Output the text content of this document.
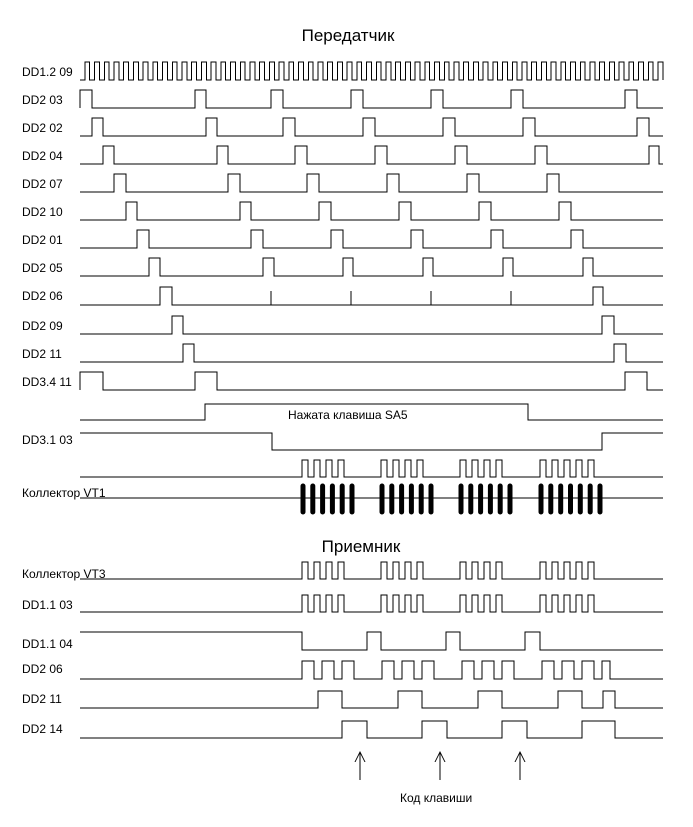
Передатчик
Приемник
DD1.2 09
DD2 03
DD2 02
DD2 04
DD2 07
DD2 10
DD2 01
DD2 05
DD2 06
DD2 09
DD2 11
DD3.4 11
DD3.1 03
Коллектор VT1
Коллектор VT3
DD1.1 03
DD1.1 04
DD2 06
DD2 11
DD2 14
Нажата клавиша SA5
Код клавиши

####################

- Exercise objective: Reproduce each line exactly, please, except for any pictures.

- Output:
Output the text content of this document.
Передатчик
Приемник
DD1.2 09
DD2 03
DD2 02
DD2 04
DD2 07
DD2 10
DD2 01
DD2 05
DD2 06
DD2 09
DD2 11
DD3.4 11
DD3.1 03
Коллектор VT1
Коллектор VT3
DD1.1 03
DD1.1 04
DD2 06
DD2 11
DD2 14
Нажата клавиша SA5
Код клавиши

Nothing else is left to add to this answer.